* What to work on: Check every line of the entries for "这个正方形的边长是多少厘米", and copy the lines that hold it.

* Record list:
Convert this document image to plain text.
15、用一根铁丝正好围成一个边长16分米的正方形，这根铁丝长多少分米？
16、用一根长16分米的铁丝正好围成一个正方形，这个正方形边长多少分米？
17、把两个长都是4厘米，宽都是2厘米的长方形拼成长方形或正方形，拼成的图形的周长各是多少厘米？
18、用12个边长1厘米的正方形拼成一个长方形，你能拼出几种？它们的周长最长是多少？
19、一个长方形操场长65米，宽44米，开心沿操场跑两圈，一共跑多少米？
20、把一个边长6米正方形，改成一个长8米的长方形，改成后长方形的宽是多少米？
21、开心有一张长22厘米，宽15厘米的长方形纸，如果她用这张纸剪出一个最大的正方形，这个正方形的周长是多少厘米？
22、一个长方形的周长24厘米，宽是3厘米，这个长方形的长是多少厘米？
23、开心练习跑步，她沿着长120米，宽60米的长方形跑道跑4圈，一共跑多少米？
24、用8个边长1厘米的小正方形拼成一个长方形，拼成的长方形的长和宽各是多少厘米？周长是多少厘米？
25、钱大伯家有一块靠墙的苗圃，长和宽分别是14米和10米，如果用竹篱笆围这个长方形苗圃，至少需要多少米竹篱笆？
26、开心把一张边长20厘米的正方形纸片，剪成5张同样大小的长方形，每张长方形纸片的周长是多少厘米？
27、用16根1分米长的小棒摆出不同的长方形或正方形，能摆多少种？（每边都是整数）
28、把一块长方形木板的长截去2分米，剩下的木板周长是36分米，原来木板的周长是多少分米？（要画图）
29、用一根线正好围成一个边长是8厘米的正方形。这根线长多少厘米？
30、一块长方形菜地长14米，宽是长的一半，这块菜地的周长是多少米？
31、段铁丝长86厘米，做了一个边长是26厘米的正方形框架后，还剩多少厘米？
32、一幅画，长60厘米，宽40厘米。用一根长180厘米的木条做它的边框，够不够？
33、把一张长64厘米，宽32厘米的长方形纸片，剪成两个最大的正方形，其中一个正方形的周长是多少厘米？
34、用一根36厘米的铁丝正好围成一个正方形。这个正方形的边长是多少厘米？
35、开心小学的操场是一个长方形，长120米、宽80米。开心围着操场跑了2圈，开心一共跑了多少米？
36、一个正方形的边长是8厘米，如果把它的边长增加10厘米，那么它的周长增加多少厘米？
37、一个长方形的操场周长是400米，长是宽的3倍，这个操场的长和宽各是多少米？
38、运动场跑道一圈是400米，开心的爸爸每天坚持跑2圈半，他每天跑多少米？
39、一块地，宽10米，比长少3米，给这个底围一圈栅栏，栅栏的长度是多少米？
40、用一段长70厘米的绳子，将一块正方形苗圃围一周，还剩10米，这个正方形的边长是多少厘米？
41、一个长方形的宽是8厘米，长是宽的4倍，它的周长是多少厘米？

* Solution to this task:
34、用一根36厘米的铁丝正好围成一个正方形。这个正方形的边长是多少厘米？
40、用一段长70厘米的绳子，将一块正方形苗圃围一周，还剩10米，这个正方形的边长是多少厘米？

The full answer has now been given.